- _Exercise details_
Find all lines in the listing that include the word "this", then copy them.

Saved data entries:

start

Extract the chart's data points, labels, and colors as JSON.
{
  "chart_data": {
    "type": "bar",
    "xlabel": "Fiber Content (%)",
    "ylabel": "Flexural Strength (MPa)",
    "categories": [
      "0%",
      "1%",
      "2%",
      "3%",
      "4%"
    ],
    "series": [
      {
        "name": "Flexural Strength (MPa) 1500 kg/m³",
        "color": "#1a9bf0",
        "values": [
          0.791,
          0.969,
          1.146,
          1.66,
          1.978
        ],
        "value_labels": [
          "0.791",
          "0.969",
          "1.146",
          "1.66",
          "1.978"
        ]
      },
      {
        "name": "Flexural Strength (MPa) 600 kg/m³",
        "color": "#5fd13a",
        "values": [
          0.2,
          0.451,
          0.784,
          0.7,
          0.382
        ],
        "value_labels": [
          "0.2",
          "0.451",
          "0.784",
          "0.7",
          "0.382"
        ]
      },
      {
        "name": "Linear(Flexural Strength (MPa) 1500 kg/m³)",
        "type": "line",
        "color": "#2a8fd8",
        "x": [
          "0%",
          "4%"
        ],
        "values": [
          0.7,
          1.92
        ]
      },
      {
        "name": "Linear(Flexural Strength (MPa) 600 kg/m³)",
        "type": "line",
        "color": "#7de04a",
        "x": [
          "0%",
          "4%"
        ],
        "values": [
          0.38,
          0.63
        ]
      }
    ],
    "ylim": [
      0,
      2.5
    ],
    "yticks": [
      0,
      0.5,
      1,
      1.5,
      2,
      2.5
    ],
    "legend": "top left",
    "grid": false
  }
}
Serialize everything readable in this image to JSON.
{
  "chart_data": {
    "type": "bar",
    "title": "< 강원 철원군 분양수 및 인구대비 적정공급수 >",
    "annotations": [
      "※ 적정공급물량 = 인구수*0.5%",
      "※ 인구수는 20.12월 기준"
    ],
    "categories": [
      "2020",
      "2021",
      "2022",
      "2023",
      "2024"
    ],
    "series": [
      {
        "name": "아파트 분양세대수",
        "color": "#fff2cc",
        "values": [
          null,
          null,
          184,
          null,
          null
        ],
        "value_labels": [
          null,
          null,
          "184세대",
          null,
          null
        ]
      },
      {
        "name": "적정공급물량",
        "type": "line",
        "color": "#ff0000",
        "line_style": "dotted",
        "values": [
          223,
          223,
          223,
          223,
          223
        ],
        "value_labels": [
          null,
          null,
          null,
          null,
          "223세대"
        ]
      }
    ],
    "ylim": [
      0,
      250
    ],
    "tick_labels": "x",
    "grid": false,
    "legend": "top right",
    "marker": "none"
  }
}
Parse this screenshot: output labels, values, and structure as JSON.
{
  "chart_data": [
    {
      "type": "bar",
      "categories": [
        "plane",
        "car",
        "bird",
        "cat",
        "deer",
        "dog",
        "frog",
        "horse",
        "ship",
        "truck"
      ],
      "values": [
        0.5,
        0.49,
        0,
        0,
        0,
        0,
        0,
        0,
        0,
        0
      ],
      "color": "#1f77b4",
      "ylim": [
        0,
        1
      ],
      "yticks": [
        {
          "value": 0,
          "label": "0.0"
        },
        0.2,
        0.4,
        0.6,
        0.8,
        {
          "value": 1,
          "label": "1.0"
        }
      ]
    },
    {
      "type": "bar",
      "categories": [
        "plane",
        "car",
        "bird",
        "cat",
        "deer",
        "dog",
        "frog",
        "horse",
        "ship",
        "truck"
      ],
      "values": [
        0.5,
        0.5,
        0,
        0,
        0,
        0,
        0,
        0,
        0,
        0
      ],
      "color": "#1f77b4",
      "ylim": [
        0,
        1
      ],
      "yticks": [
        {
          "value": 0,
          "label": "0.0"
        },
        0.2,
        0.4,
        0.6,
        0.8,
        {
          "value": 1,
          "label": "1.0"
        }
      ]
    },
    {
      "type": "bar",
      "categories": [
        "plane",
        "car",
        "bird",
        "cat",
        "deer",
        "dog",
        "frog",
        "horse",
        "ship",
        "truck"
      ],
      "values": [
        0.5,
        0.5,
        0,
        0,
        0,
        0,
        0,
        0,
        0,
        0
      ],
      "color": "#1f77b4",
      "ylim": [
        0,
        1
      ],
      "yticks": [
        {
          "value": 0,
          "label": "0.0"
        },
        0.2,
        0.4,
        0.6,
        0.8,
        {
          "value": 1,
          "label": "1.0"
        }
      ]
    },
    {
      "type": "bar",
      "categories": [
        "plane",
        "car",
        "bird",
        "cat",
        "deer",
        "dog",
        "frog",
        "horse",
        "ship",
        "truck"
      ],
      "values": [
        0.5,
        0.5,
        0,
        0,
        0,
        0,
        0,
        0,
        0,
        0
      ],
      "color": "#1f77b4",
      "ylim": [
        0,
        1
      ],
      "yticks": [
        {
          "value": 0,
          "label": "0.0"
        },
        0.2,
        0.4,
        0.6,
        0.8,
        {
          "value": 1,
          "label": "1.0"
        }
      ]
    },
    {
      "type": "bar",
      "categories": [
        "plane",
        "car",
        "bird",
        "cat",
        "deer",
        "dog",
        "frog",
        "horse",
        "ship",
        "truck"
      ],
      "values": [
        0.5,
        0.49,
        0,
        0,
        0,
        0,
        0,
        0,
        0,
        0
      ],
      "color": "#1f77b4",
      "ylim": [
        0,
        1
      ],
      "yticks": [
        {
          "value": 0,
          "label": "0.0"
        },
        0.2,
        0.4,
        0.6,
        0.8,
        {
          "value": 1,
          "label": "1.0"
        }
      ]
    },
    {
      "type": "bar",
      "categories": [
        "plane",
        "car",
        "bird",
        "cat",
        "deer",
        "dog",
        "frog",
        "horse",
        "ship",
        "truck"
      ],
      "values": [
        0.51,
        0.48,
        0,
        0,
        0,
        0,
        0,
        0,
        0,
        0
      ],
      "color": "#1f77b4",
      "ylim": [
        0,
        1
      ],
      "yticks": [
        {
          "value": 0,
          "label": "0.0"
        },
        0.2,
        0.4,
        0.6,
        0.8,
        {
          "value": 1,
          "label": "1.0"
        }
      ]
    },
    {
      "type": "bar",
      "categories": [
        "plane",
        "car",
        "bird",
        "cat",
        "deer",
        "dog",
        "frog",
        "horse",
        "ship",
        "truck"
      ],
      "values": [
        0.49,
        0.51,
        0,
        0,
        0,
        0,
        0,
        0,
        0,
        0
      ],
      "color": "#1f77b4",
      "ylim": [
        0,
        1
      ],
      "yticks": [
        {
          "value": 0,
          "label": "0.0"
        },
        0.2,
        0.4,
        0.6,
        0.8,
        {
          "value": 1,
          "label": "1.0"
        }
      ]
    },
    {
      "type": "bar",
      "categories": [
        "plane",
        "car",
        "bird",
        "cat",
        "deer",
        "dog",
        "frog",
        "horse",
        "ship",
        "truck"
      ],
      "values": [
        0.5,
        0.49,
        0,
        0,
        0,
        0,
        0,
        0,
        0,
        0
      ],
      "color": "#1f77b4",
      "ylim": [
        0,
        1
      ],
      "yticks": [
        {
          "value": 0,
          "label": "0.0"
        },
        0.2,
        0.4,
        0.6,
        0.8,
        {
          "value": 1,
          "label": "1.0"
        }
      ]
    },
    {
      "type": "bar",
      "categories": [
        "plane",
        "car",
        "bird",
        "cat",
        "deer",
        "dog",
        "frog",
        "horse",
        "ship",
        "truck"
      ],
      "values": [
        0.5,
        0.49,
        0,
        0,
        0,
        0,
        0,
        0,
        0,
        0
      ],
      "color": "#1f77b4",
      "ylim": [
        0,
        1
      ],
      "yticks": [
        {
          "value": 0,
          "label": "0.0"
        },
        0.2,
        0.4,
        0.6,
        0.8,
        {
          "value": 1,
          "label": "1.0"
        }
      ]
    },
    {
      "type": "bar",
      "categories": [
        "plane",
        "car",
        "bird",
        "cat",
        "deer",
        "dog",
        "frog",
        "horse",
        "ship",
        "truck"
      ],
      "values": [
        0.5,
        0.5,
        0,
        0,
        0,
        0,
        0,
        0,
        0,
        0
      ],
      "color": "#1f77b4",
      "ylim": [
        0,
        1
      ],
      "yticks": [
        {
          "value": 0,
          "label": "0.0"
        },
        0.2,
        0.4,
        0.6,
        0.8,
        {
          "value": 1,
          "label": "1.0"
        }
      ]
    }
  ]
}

end

- _Response_
Serialize everything readable in this image to JSON.
Parse this screenshot: output labels, values, and structure as JSON.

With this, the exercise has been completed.